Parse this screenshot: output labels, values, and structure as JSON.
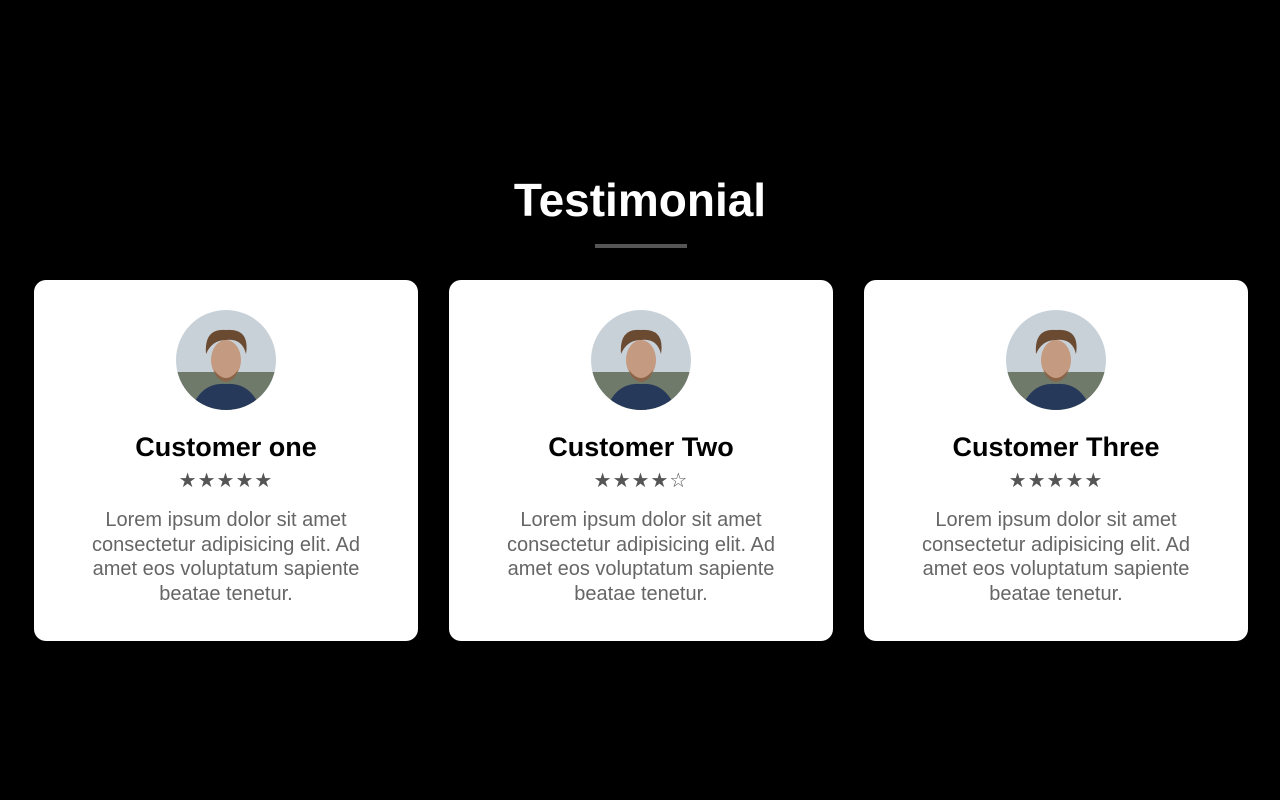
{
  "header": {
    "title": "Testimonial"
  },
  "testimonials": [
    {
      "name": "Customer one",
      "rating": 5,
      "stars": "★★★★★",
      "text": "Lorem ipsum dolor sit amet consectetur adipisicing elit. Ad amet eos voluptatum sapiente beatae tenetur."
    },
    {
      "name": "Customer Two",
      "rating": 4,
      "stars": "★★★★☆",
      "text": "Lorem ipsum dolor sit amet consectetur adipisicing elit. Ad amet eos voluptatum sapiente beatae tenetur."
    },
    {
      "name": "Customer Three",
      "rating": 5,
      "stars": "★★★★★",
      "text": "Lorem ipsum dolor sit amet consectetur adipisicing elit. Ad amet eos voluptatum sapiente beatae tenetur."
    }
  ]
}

◆ ◆ ◆

Identify all lines where the word "Customer" shows up. Copy them.

- [SOLVED PROBLEM]:
      "name": "Customer one",
      "name": "Customer Two",
      "name": "Customer Three",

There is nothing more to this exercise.